→ **FRAGMENTO DE LECTURA**:

----

Luz verde a la Ley Rider en el Congreso de los Diputados. No era una sorpresa, en cualquier caso. La agenda de hoy jueves tenía como objetivo la aprobación del real decreto ley atascado desde hace meses en las propuestas de la Ministra de Trabajo, Yolanda Díaz. El texto, que ha sido aprobado por mayoría con el voto en contra de todos los partidos de la oposición, será tramitado como proyecto de ley para que los partidos puedan interponer enmiendas al texto.

Unas enmiendas que llegarán sí o sí. Vox, en la cara opuesta a la bancada de Yolanda Díaz, ya ha anunciado que recurrirá el texto de la Ley Rider ante el Constitucional. Una decisión que no ha pasado desapercibida ante los miembros del congreso. Si bien el diputado de Vox, Juan José Aizcorbe Torra, ha comenzado argumentando que su recurso ante el Constitucional viene dado por la vía de urgencia por la que se ha encauzado la ley, la realidad es que la posición del partido viene dada por el apoyo a las plataformas afectadas por la regulación.

----

→ **PREGUNTAS**:
A: Según el texto sobre la Ley Rider, ¿qué partido ha anunciado que recurrirá la ley ante el Constitucional?
B: Cite del texto sobre la Ley Rider todo lo que va desde "Luz verde a" hasta "enmiendas al texto.".

→ **DATOS PARA REVISAR**:
----

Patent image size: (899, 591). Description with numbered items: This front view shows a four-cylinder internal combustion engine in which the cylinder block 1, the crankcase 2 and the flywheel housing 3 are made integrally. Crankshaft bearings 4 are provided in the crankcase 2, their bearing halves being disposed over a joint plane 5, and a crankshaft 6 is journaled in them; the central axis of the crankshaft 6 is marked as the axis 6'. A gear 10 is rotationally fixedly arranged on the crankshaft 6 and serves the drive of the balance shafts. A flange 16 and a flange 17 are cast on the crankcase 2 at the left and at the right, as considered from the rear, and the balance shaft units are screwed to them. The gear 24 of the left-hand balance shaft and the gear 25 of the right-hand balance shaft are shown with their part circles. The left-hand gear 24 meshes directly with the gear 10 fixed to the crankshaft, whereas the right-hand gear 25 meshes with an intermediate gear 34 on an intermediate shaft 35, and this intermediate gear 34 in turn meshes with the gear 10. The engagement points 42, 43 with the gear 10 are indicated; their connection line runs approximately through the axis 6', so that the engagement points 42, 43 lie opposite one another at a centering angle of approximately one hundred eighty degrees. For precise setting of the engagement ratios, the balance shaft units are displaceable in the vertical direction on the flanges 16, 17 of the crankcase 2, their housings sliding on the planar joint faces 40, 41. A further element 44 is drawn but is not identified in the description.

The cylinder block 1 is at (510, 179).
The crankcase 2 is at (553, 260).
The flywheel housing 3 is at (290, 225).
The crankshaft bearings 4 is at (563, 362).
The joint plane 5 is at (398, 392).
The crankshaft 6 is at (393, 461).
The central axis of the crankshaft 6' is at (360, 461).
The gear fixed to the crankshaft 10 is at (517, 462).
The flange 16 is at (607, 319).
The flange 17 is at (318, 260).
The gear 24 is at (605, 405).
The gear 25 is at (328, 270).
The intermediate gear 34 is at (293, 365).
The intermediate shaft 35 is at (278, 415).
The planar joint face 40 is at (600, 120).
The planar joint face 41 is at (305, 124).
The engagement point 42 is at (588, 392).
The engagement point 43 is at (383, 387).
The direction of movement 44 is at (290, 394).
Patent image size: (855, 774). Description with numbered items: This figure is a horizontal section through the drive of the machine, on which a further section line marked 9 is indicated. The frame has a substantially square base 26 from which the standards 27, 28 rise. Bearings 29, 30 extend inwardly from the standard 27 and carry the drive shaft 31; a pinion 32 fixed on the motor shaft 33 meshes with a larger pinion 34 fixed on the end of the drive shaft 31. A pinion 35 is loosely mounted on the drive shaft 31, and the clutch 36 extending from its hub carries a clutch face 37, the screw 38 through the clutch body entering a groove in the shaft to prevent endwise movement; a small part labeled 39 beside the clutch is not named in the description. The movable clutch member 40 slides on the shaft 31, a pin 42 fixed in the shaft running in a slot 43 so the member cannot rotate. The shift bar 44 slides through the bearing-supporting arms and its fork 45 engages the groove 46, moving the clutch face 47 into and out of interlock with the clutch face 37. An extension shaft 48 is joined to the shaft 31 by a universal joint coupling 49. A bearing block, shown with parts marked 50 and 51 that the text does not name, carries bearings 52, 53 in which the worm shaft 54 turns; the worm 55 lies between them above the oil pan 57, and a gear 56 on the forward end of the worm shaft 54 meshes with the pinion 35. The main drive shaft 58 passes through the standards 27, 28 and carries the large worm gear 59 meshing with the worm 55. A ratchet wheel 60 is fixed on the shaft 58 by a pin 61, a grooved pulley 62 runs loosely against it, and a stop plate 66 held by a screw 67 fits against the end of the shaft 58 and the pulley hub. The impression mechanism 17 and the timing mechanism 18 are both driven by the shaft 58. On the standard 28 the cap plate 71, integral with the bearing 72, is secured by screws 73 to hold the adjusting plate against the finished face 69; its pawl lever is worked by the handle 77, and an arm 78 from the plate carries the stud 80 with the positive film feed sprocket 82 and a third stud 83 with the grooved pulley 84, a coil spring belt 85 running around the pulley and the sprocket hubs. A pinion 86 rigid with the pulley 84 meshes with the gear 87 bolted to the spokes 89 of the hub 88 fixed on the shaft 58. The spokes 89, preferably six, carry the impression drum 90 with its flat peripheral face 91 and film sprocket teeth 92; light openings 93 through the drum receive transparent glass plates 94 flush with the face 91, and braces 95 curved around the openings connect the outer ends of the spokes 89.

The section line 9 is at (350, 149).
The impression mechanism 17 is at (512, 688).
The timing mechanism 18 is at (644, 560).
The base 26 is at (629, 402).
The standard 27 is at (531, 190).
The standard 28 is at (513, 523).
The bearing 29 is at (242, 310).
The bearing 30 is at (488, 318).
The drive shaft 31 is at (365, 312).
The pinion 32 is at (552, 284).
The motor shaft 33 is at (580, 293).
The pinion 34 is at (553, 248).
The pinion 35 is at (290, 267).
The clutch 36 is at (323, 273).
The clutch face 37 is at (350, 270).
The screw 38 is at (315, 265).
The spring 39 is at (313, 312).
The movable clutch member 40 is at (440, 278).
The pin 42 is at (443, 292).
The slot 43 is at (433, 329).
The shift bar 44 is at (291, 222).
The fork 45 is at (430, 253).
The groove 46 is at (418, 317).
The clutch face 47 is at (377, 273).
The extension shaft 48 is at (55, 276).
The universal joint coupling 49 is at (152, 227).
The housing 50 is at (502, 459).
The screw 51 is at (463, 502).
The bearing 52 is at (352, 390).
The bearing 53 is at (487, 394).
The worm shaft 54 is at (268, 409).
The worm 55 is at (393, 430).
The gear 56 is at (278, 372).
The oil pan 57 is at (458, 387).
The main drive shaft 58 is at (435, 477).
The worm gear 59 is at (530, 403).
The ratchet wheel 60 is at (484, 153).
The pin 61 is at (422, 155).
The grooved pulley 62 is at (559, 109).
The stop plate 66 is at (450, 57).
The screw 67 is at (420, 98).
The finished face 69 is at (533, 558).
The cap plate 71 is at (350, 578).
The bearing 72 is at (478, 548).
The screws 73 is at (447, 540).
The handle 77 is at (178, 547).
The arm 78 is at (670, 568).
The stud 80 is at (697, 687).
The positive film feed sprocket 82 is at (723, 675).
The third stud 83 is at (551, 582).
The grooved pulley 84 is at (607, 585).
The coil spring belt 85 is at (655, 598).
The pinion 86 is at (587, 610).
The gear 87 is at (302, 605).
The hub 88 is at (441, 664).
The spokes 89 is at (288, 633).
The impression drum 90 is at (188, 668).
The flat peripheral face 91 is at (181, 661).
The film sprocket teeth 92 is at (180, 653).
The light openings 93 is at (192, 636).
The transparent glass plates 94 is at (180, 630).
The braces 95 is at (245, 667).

----

→ **RESPUESTAS NUMERADAS**:
A: Vox.

B:
Luz verde a la Ley Rider en el Congreso de los Diputados. No era una sorpresa, en cualquier caso. La agenda de hoy jueves tenía como objetivo la aprobación del real decreto ley atascado desde hace meses en las propuestas de la Ministra de Trabajo, Yolanda Díaz. El texto, que ha sido aprobado por mayoría con el voto en contra de todos los partidos de la oposición, será tramitado como proyecto de ley para que los partidos puedan interponer enmiendas al texto.